Return a copy of every line in the records that includes the word "钢制管法兰".

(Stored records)

** Start **

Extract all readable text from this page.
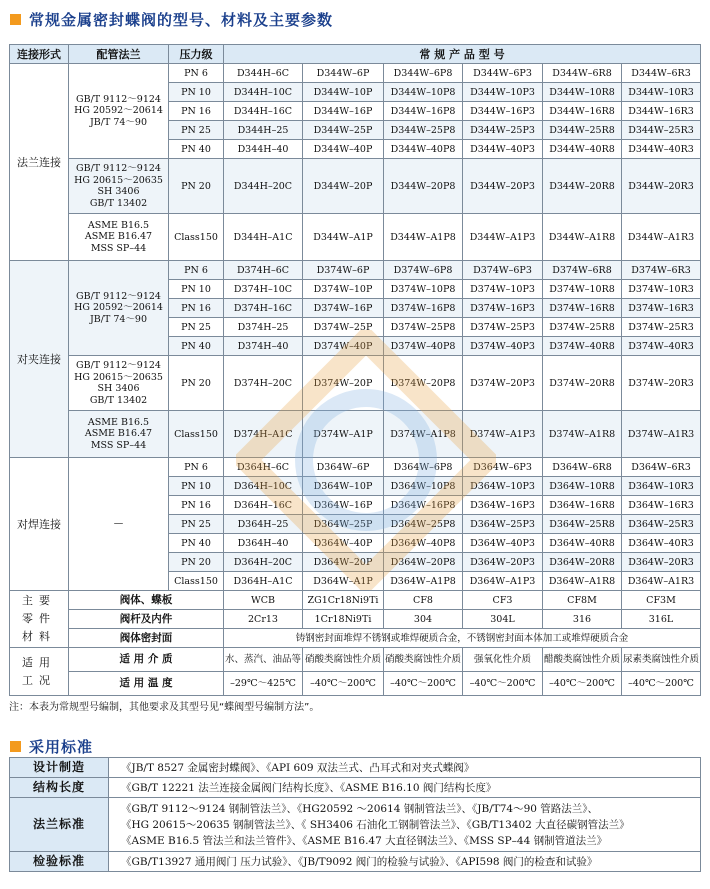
常规金属密封蝶阀的型号、材料及主要参数
连接形式	配管法兰	压力级	常 规 产 品 型 号					
法兰连接	GB/T 9112～9124
HG 20592～20614
JB/T 74～90	PN 6	D344H–6C	D344W–6P	D344W–6P8	D344W–6P3	D344W–6R8	D344W–6R3
		PN 10	D344H–10C	D344W–10P	D344W–10P8	D344W–10P3	D344W–10R8	D344W–10R3
		PN 16	D344H–16C	D344W–16P	D344W–16P8	D344W–16P3	D344W–16R8	D344W–16R3
		PN 25	D344H–25	D344W–25P	D344W–25P8	D344W–25P3	D344W–25R8	D344W–25R3
		PN 40	D344H–40	D344W–40P	D344W–40P8	D344W–40P3	D344W–40R8	D344W–40R3

	GB/T 9112～9124
HG 20615～20635
SH 3406
GB/T 13402	PN 20	D344H–20C	D344W–20P	D344W–20P8	D344W–20P3	D344W–20R8	D344W–20R3

	ASME B16.5
ASME B16.47
MSS SP–44	Class150	D344H–A1C	D344W–A1P	D344W–A1P8	D344W–A1P3	D344W–A1R8	D344W–A1R3
对夹连接	GB/T 9112～9124
HG 20592～20614
JB/T 74～90	PN 6	D374H–6C	D374W–6P	D374W–6P8	D374W–6P3	D374W–6R8	D374W–6R3
		PN 10	D374H–10C	D374W–10P	D374W–10P8	D374W–10P3	D374W–10R8	D374W–10R3
		PN 16	D374H–16C	D374W–16P	D374W–16P8	D374W–16P3	D374W–16R8	D374W–16R3
		PN 25	D374H–25	D374W–25P	D374W–25P8	D374W–25P3	D374W–25R8	D374W–25R3
		PN 40	D374H–40	D374W–40P	D374W–40P8	D374W–40P3	D374W–40R8	D374W–40R3

	GB/T 9112～9124
HG 20615～20635
SH 3406
GB/T 13402	PN 20	D374H–20C	D374W–20P	D374W–20P8	D374W–20P3	D374W–20R8	D374W–20R3

	ASME B16.5
ASME B16.47
MSS SP–44	Class150	D374H–A1C	D374W–A1P	D374W–A1P8	D374W–A1P3	D374W–A1R8	D374W–A1R3
对焊连接	—	PN 6	D364H–6C	D364W–6P	D364W–6P8	D364W–6P3	D364W–6R8	D364W–6R3
		PN 10	D364H–10C	D364W–10P	D364W–10P8	D364W–10P3	D364W–10R8	D364W–10R3
		PN 16	D364H–16C	D364W–16P	D364W–16P8	D364W–16P3	D364W–16R8	D364W–16R3
		PN 25	D364H–25	D364W–25P	D364W–25P8	D364W–25P3	D364W–25R8	D364W–25R3
		PN 40	D364H–40	D364W–40P	D364W–40P8	D364W–40P3	D364W–40R8	D364W–40R3
		PN 20	D364H–20C	D364W–20P	D364W–20P8	D364W–20P3	D364W–20R8	D364W–20R3
		Class150	D364H–A1C	D364W–A1P	D364W–A1P8	D364W–A1P3	D364W–A1R8	D364W–A1R3
主要
零件
材料	阀体、蝶板		WCB	ZG1Cr18Ni9Ti	CF8	CF3	CF8M	CF3M
	阀杆及内件		2Cr13	1Cr18Ni9Ti	304	304L	316	316L
	阀体密封面		铸钢密封面堆焊不锈钢或堆焊硬质合金，不锈钢密封面本体加工或堆焊硬质合金					
适用
工况	适 用 介 质		水、蒸汽、油品等	硝酸类腐蚀性介质	硝酸类腐蚀性介质	强氧化性介质	醋酸类腐蚀性介质	尿素类腐蚀性介质
	适 用 温 度		–29℃～425℃	–40℃～200℃	–40℃～200℃	–40℃～200℃	–40℃～200℃	–40℃～200℃
注：本表为常规型号编制，其他要求及其型号见“蝶阀型号编制方法”。
采用标准
设计制造	《JB/T 8527 金属密封蝶阀》、《API 609 双法兰式、凸耳式和对夹式蝶阀》

结构长度	《GB/T 12221 法兰连接金属阀门结构长度》、《ASME B16.10 阀门结构长度》

法兰标准	《GB/T 9112～9124 钢制管法兰》、《HG20592 ～20614 钢制管法兰》、《JB/T74～90 管路法兰》、
《HG 20615～20635 钢制管法兰》、《 SH3406 石油化工钢制管法兰》、《GB/T13402 大直径碳钢管法兰》
《ASME B16.5 管法兰和法兰管件》、《ASME B16.47 大直径钢法兰》、《MSS SP–44 钢制管道法兰》

检验标准	《GB/T13927 通用阀门 压力试验》、《JB/T9092 阀门的检验与试验》、《API598 阀门的检查和试验》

** End **

_The solution_
法兰标准	《GB/T 9112～9124 钢制管法兰》、《HG20592 ～20614 钢制管法兰》、《JB/T74～90 管路法兰》、
《HG 20615～20635 钢制管法兰》、《 SH3406 石油化工钢制管法兰》、《GB/T13402 大直径碳钢管法兰》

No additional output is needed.